* **Exercise goal**: Narrow the data below down to the lines containing "Ctrl".
------------
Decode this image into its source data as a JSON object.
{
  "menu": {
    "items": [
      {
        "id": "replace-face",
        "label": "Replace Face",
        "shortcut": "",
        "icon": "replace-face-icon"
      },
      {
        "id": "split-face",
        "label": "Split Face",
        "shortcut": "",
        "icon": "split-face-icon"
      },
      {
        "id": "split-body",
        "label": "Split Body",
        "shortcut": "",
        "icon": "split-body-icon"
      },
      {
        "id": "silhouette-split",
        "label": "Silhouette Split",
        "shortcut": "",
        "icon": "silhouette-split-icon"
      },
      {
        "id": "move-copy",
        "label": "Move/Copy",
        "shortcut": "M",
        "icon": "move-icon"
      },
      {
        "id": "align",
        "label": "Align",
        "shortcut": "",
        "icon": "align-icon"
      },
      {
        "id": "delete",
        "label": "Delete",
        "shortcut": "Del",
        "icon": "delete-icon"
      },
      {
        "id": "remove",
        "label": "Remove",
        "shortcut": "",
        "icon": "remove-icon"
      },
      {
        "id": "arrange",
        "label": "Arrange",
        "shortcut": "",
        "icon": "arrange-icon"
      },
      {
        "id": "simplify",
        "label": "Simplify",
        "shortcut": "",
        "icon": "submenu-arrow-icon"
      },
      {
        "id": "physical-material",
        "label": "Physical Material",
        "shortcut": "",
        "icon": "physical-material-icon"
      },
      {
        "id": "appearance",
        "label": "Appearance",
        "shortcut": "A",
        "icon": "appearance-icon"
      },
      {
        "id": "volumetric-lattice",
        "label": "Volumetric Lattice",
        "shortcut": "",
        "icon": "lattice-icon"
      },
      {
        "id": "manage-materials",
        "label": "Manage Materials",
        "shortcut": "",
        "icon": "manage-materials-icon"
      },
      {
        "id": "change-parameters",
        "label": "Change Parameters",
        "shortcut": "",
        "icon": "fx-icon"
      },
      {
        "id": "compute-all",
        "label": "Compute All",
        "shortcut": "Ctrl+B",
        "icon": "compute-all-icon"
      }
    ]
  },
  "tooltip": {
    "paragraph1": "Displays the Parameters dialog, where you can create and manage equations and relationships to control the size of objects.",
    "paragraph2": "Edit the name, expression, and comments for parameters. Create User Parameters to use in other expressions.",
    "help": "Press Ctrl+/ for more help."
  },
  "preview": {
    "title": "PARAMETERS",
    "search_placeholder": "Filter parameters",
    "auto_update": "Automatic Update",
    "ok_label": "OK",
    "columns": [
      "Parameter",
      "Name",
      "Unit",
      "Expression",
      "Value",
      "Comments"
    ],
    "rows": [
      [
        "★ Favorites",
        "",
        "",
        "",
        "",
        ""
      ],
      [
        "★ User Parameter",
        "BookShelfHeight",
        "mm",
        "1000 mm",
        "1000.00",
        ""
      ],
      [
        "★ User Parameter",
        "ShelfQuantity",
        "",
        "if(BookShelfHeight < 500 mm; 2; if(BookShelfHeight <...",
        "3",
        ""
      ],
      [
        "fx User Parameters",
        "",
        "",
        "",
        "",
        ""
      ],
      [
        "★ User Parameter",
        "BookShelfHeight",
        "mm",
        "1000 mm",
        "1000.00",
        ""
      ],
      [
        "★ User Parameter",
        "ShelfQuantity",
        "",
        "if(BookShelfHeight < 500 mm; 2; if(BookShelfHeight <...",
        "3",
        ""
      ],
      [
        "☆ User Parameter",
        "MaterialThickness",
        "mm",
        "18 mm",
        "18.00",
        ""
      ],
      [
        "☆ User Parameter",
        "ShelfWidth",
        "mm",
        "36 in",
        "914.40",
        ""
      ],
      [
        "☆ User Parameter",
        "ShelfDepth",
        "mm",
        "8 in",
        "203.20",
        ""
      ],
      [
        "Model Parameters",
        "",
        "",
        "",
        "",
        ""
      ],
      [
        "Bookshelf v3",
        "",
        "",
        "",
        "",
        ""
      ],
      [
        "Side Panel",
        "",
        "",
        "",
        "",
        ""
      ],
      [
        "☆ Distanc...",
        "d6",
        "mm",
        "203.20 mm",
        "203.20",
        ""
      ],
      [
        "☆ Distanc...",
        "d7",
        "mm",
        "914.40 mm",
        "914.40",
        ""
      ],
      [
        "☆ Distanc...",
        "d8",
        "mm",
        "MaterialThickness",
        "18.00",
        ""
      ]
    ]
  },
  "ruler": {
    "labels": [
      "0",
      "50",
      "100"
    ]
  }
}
------------
* **Answer to the problem**:
        "shortcut": "Ctrl+B",
    "help": "Press Ctrl+/ for more help."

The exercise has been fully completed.